DO THIS - Output the entries word for word. Omit images.

DATA FOR THIS EXERCISE -
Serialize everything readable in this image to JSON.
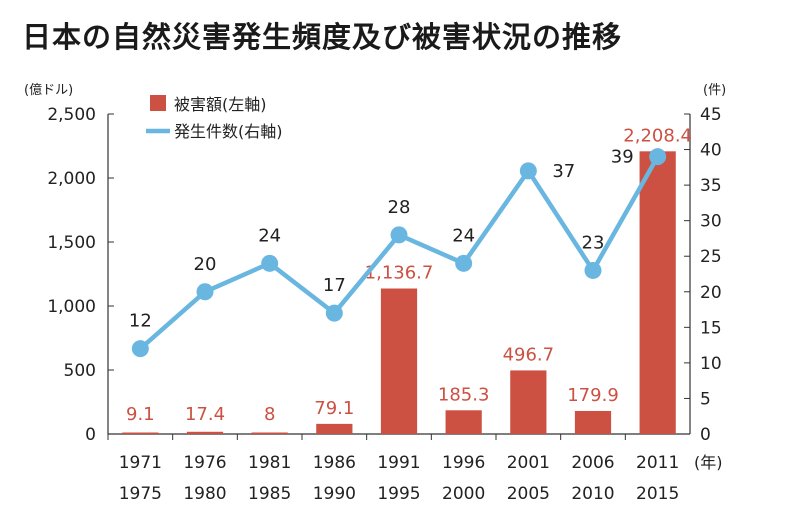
{
  "chart_data": {
    "type": "bar",
    "title": "日本の自然災害発生頻度及び被害状況の推移",
    "left_axis_unit": "(億ドル)",
    "right_axis_unit": "(件)",
    "x_unit": "(年)",
    "categories": [
      [
        "1971",
        "1975"
      ],
      [
        "1976",
        "1980"
      ],
      [
        "1981",
        "1985"
      ],
      [
        "1986",
        "1990"
      ],
      [
        "1991",
        "1995"
      ],
      [
        "1996",
        "2000"
      ],
      [
        "2001",
        "2005"
      ],
      [
        "2006",
        "2010"
      ],
      [
        "2011",
        "2015"
      ]
    ],
    "series": [
      {
        "name": "被害額(左軸)",
        "type": "bar",
        "axis": "left",
        "values": [
          9.1,
          17.4,
          8,
          79.1,
          1136.7,
          185.3,
          496.7,
          179.9,
          2208.4
        ],
        "labels": [
          "9.1",
          "17.4",
          "8",
          "79.1",
          "1,136.7",
          "185.3",
          "496.7",
          "179.9",
          "2,208.4"
        ],
        "color": "#cc5142"
      },
      {
        "name": "発生件数(右軸)",
        "type": "line",
        "axis": "right",
        "values": [
          12,
          20,
          24,
          17,
          28,
          24,
          37,
          23,
          39
        ],
        "labels": [
          "12",
          "20",
          "24",
          "17",
          "28",
          "24",
          "37",
          "23",
          "39"
        ],
        "color": "#69b6e0"
      }
    ],
    "left_ylim": [
      0,
      2500
    ],
    "left_ticks": [
      "0",
      "500",
      "1,000",
      "1,500",
      "2,000",
      "2,500"
    ],
    "right_ylim": [
      0,
      45
    ],
    "right_ticks": [
      "0",
      "5",
      "10",
      "15",
      "20",
      "25",
      "30",
      "35",
      "40",
      "45"
    ],
    "grid": false,
    "legend_position": "top-left"
  }
}
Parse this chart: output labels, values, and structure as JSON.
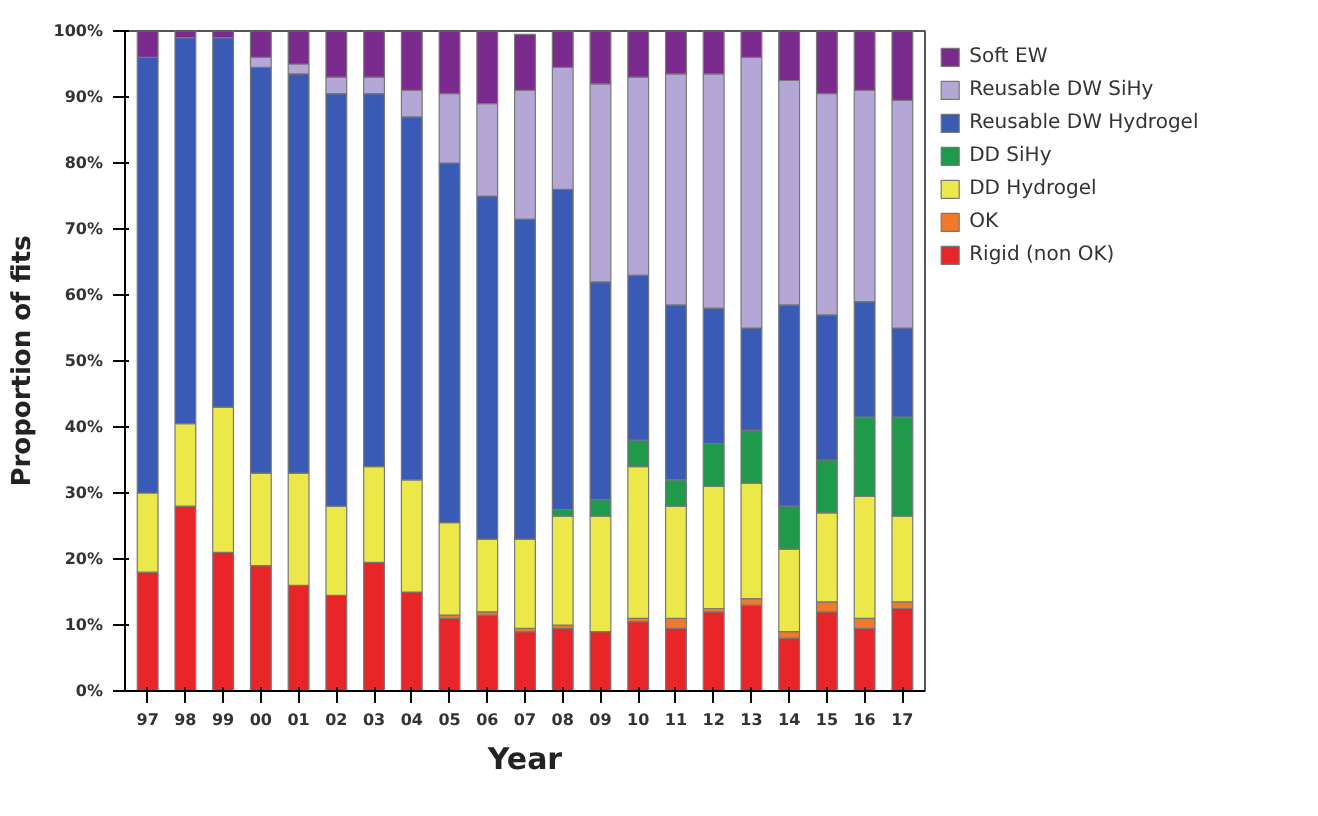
{
  "chart_data": {
    "type": "bar",
    "stacked": true,
    "xlabel": "Year",
    "ylabel": "Proportion of fits",
    "categories": [
      "97",
      "98",
      "99",
      "00",
      "01",
      "02",
      "03",
      "04",
      "05",
      "06",
      "07",
      "08",
      "09",
      "10",
      "11",
      "12",
      "13",
      "14",
      "15",
      "16",
      "17"
    ],
    "ylim": [
      0,
      100
    ],
    "yticks": [
      {
        "value": 0,
        "label": "0%"
      },
      {
        "value": 10,
        "label": "10%"
      },
      {
        "value": 20,
        "label": "20%"
      },
      {
        "value": 30,
        "label": "30%"
      },
      {
        "value": 40,
        "label": "40%"
      },
      {
        "value": 50,
        "label": "50%"
      },
      {
        "value": 60,
        "label": "60%"
      },
      {
        "value": 70,
        "label": "70%"
      },
      {
        "value": 80,
        "label": "80%"
      },
      {
        "value": 90,
        "label": "90%"
      },
      {
        "value": 100,
        "label": "100%"
      }
    ],
    "grid": false,
    "legend": "right",
    "series": [
      {
        "name": "Rigid (non OK)",
        "color": "#e8262a",
        "values": [
          18,
          28,
          21,
          19,
          16,
          14.5,
          19.5,
          15,
          11,
          11.5,
          9,
          9.5,
          9,
          10.5,
          9.5,
          12,
          13,
          8,
          12,
          9.5,
          12.5
        ]
      },
      {
        "name": "OK",
        "color": "#f07a2a",
        "values": [
          0,
          0,
          0,
          0,
          0,
          0,
          0,
          0,
          0.5,
          0.5,
          0.5,
          0.5,
          0,
          0.5,
          1.5,
          0.5,
          1,
          1,
          1.5,
          1.5,
          1
        ]
      },
      {
        "name": "DD Hydrogel",
        "color": "#ece84a",
        "values": [
          12,
          12.5,
          22,
          14,
          17,
          13.5,
          14.5,
          17,
          14,
          11,
          13.5,
          16.5,
          17.5,
          23,
          17,
          18.5,
          17.5,
          12.5,
          13.5,
          18.5,
          13
        ]
      },
      {
        "name": "DD SiHy",
        "color": "#1f9a4a",
        "values": [
          0,
          0,
          0,
          0,
          0,
          0,
          0,
          0,
          0,
          0,
          0,
          1,
          2.5,
          4,
          4,
          6.5,
          8,
          6.5,
          8,
          12,
          15
        ]
      },
      {
        "name": "Reusable DW Hydrogel",
        "color": "#3a5bb5",
        "values": [
          66,
          58.5,
          56,
          61.5,
          60.5,
          62.5,
          56.5,
          55,
          54.5,
          52,
          48.5,
          48.5,
          33,
          25,
          26.5,
          20.5,
          15.5,
          30.5,
          22,
          17.5,
          13.5
        ]
      },
      {
        "name": "Reusable DW SiHy",
        "color": "#b4a7d6",
        "values": [
          0,
          0,
          0,
          1.5,
          1.5,
          2.5,
          2.5,
          4,
          10.5,
          14,
          19.5,
          18.5,
          30,
          30,
          35,
          35.5,
          41,
          34,
          33.5,
          32,
          34.5
        ]
      },
      {
        "name": "Soft EW",
        "color": "#7b2a8e",
        "values": [
          4,
          1,
          1,
          4,
          5,
          7,
          7,
          9,
          9.5,
          11,
          8.5,
          5.5,
          8,
          7,
          6.5,
          6.5,
          4,
          7.5,
          9.5,
          9,
          10.5
        ]
      }
    ]
  }
}
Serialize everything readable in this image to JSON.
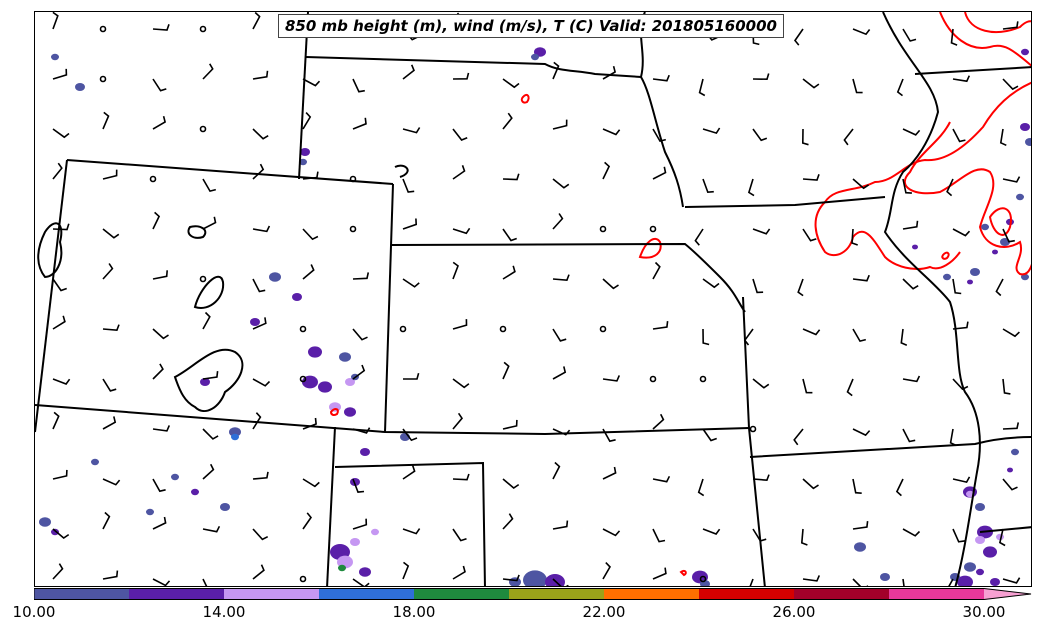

WORKED SOLUTION -
Serialize everything readable in this image to JSON.
{
  "chart_data": {
    "type": "bar",
    "title": "日本の自然災害発生頻度及び被害状況の推移",
    "left_axis_unit": "(億ドル)",
    "right_axis_unit": "(件)",
    "x_unit": "(年)",
    "categories": [
      [
        "1971",
        "1975"
      ],
      [
        "1976",
        "1980"
      ],
      [
        "1981",
        "1985"
      ],
      [
        "1986",
        "1990"
      ],
      [
        "1991",
        "1995"
      ],
      [
        "1996",
        "2000"
      ],
      [
        "2001",
        "2005"
      ],
      [
        "2006",
        "2010"
      ],
      [
        "2011",
        "2015"
      ]
    ],
    "series": [
      {
        "name": "被害額(左軸)",
        "type": "bar",
        "axis": "left",
        "values": [
          9.1,
          17.4,
          8,
          79.1,
          1136.7,
          185.3,
          496.7,
          179.9,
          2208.4
        ],
        "labels": [
          "9.1",
          "17.4",
          "8",
          "79.1",
          "1,136.7",
          "185.3",
          "496.7",
          "179.9",
          "2,208.4"
        ],
        "color": "#cc5142"
      },
      {
        "name": "発生件数(右軸)",
        "type": "line",
        "axis": "right",
        "values": [
          12,
          20,
          24,
          17,
          28,
          24,
          37,
          23,
          39
        ],
        "labels": [
          "12",
          "20",
          "24",
          "17",
          "28",
          "24",
          "37",
          "23",
          "39"
        ],
        "color": "#69b6e0"
      }
    ],
    "left_ylim": [
      0,
      2500
    ],
    "left_ticks": [
      "0",
      "500",
      "1,000",
      "1,500",
      "2,000",
      "2,500"
    ],
    "right_ylim": [
      0,
      45
    ],
    "right_ticks": [
      "0",
      "5",
      "10",
      "15",
      "20",
      "25",
      "30",
      "35",
      "40",
      "45"
    ],
    "grid": false,
    "legend_position": "top-left"
  }
}
Parse this chart: output labels, values, and structure as JSON.
{
  "chart_data": {
    "type": "bar",
    "stacked": true,
    "xlabel": "Year",
    "ylabel": "Proportion of fits",
    "categories": [
      "97",
      "98",
      "99",
      "00",
      "01",
      "02",
      "03",
      "04",
      "05",
      "06",
      "07",
      "08",
      "09",
      "10",
      "11",
      "12",
      "13",
      "14",
      "15",
      "16",
      "17"
    ],
    "ylim": [
      0,
      100
    ],
    "yticks": [
      {
        "value": 0,
        "label": "0%"
      },
      {
        "value": 10,
        "label": "10%"
      },
      {
        "value": 20,
        "label": "20%"
      },
      {
        "value": 30,
        "label": "30%"
      },
      {
        "value": 40,
        "label": "40%"
      },
      {
        "value": 50,
        "label": "50%"
      },
      {
        "value": 60,
        "label": "60%"
      },
      {
        "value": 70,
        "label": "70%"
      },
      {
        "value": 80,
        "label": "80%"
      },
      {
        "value": 90,
        "label": "90%"
      },
      {
        "value": 100,
        "label": "100%"
      }
    ],
    "grid": false,
    "legend": "right",
    "series": [
      {
        "name": "Rigid (non OK)",
        "color": "#e8262a",
        "values": [
          18,
          28,
          21,
          19,
          16,
          14.5,
          19.5,
          15,
          11,
          11.5,
          9,
          9.5,
          9,
          10.5,
          9.5,
          12,
          13,
          8,
          12,
          9.5,
          12.5
        ]
      },
      {
        "name": "OK",
        "color": "#f07a2a",
        "values": [
          0,
          0,
          0,
          0,
          0,
          0,
          0,
          0,
          0.5,
          0.5,
          0.5,
          0.5,
          0,
          0.5,
          1.5,
          0.5,
          1,
          1,
          1.5,
          1.5,
          1
        ]
      },
      {
        "name": "DD Hydrogel",
        "color": "#ece84a",
        "values": [
          12,
          12.5,
          22,
          14,
          17,
          13.5,
          14.5,
          17,
          14,
          11,
          13.5,
          16.5,
          17.5,
          23,
          17,
          18.5,
          17.5,
          12.5,
          13.5,
          18.5,
          13
        ]
      },
      {
        "name": "DD SiHy",
        "color": "#1f9a4a",
        "values": [
          0,
          0,
          0,
          0,
          0,
          0,
          0,
          0,
          0,
          0,
          0,
          1,
          2.5,
          4,
          4,
          6.5,
          8,
          6.5,
          8,
          12,
          15
        ]
      },
      {
        "name": "Reusable DW Hydrogel",
        "color": "#3a5bb5",
        "values": [
          66,
          58.5,
          56,
          61.5,
          60.5,
          62.5,
          56.5,
          55,
          54.5,
          52,
          48.5,
          48.5,
          33,
          25,
          26.5,
          20.5,
          15.5,
          30.5,
          22,
          17.5,
          13.5
        ]
      },
      {
        "name": "Reusable DW SiHy",
        "color": "#b4a7d6",
        "values": [
          0,
          0,
          0,
          1.5,
          1.5,
          2.5,
          2.5,
          4,
          10.5,
          14,
          19.5,
          18.5,
          30,
          30,
          35,
          35.5,
          41,
          34,
          33.5,
          32,
          34.5
        ]
      },
      {
        "name": "Soft EW",
        "color": "#7b2a8e",
        "values": [
          4,
          1,
          1,
          4,
          5,
          7,
          7,
          9,
          9.5,
          11,
          8.5,
          5.5,
          8,
          7,
          6.5,
          6.5,
          4,
          7.5,
          9.5,
          9,
          10.5
        ]
      }
    ]
  }
}
Serialize everything readable in this image to JSON.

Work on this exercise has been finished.